▶ [Input rows]:
***
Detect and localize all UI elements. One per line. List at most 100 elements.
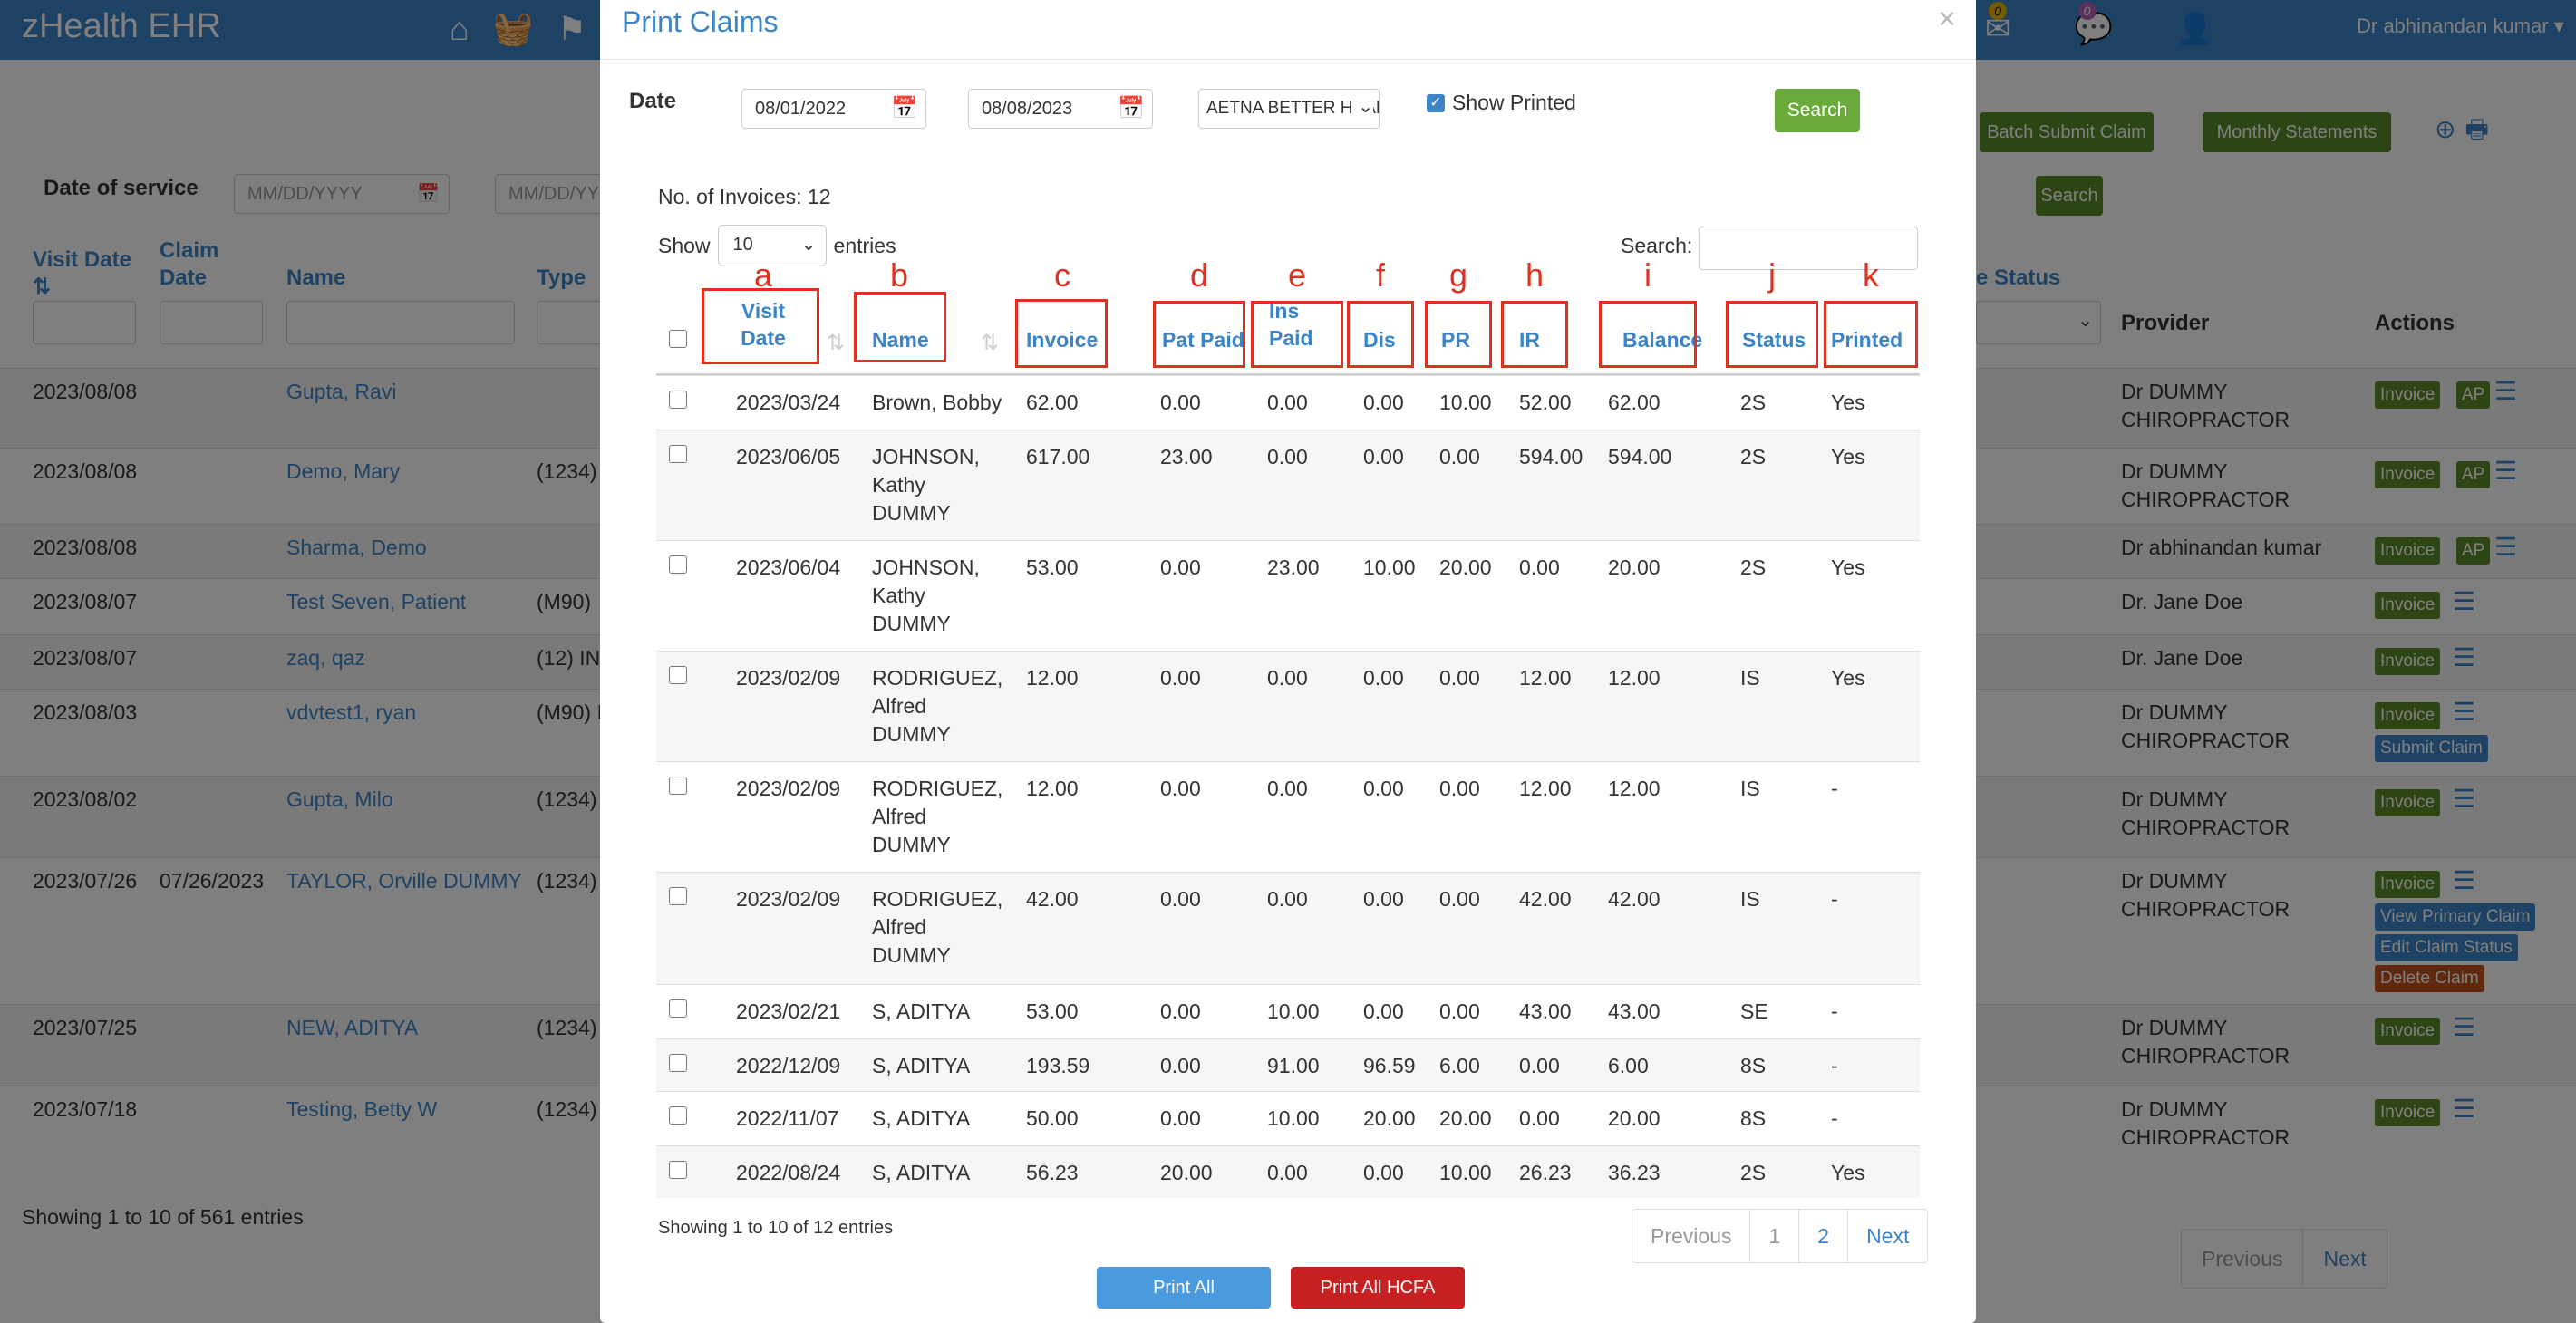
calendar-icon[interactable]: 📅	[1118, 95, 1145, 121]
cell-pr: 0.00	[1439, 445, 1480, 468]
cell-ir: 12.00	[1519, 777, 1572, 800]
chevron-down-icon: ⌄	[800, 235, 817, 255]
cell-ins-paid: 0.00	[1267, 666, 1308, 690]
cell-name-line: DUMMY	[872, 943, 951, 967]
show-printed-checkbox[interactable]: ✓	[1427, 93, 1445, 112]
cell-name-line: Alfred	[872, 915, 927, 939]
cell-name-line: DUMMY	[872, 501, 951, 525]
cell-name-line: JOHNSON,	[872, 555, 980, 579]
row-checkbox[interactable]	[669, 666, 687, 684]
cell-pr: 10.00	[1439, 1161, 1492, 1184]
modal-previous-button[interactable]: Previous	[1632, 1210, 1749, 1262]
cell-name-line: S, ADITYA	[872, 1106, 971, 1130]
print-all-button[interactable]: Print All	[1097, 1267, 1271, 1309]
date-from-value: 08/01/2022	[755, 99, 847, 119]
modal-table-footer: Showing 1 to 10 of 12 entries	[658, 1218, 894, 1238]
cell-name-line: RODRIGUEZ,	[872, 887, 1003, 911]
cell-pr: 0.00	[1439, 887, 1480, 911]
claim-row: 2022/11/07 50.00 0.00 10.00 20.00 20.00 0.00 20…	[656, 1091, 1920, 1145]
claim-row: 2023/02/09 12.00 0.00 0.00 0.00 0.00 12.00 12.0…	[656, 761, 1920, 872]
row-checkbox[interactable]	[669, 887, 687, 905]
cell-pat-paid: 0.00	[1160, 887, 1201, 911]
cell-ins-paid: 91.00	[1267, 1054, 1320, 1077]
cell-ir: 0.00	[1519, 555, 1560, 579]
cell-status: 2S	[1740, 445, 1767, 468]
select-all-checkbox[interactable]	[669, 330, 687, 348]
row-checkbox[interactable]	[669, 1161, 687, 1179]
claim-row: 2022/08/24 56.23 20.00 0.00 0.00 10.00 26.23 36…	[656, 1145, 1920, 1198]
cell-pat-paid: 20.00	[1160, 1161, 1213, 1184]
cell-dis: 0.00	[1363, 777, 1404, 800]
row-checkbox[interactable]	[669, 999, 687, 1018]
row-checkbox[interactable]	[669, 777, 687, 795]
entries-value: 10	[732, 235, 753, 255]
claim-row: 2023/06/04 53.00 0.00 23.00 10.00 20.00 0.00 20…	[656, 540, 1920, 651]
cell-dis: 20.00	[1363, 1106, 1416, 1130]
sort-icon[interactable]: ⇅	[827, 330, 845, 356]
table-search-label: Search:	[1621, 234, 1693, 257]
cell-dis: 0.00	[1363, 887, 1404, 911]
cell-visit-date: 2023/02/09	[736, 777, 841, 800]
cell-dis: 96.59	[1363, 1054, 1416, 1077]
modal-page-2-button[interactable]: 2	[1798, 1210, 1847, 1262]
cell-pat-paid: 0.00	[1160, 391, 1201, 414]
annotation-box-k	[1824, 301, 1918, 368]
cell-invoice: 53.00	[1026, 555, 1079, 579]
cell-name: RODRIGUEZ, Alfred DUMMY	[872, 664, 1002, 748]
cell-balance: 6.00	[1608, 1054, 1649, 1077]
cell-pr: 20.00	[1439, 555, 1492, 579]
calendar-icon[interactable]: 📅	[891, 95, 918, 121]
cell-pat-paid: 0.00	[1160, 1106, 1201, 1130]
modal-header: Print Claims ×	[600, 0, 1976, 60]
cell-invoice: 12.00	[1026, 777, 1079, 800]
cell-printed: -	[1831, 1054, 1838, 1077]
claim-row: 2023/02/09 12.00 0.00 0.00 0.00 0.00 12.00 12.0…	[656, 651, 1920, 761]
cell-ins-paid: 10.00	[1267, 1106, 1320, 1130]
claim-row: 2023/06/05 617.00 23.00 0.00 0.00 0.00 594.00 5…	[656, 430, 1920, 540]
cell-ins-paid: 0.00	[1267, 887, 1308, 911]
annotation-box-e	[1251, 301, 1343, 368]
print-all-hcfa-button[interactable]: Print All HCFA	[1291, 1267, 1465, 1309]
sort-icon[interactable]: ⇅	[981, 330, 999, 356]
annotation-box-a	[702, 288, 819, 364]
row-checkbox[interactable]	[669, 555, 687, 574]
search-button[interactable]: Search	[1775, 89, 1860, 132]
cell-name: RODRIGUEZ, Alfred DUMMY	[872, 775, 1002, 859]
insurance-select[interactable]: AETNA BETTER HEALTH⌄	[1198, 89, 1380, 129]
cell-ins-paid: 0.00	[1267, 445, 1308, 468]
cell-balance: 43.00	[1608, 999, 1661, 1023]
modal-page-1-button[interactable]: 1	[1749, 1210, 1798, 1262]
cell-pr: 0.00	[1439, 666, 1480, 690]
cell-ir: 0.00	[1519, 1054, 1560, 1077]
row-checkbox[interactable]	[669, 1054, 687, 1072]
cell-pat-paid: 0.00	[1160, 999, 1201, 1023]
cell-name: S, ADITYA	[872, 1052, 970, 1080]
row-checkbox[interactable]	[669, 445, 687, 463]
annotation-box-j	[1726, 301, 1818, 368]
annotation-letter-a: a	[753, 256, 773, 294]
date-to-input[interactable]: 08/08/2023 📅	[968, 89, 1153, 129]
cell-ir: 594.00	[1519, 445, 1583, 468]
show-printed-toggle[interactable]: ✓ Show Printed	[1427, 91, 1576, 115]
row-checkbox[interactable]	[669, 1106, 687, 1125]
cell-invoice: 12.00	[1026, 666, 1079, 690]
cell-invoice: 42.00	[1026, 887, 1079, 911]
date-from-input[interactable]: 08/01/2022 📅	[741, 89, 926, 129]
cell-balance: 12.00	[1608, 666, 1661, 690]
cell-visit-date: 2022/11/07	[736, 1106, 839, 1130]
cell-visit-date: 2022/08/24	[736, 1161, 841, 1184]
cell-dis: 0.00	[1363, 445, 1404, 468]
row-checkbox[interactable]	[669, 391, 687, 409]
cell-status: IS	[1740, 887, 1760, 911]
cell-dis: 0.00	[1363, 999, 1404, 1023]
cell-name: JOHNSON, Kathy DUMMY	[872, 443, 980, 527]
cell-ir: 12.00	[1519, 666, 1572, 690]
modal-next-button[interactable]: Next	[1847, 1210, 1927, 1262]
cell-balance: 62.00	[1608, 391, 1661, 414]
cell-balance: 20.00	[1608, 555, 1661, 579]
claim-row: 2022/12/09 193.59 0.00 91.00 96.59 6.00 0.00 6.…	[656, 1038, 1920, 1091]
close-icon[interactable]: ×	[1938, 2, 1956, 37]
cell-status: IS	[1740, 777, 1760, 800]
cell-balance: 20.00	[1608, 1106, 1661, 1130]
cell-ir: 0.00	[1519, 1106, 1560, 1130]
***
▶ [Exercise task]:
Copy the lines of the data exactly, starting with the line that contains "95, 1145, 121]" and going on through the line that contains "501, 951, 525]", both included.

▶ [Answer to this problem]:
calendar-icon[interactable]: 📅	[1118, 95, 1145, 121]
cell-pr: 0.00	[1439, 445, 1480, 468]
cell-ir: 12.00	[1519, 777, 1572, 800]
chevron-down-icon: ⌄	[800, 235, 817, 255]
cell-ins-paid: 0.00	[1267, 666, 1308, 690]
cell-name-line: DUMMY	[872, 943, 951, 967]
show-printed-checkbox[interactable]: ✓	[1427, 93, 1445, 112]
cell-name-line: Alfred	[872, 915, 927, 939]
cell-name-line: DUMMY	[872, 501, 951, 525]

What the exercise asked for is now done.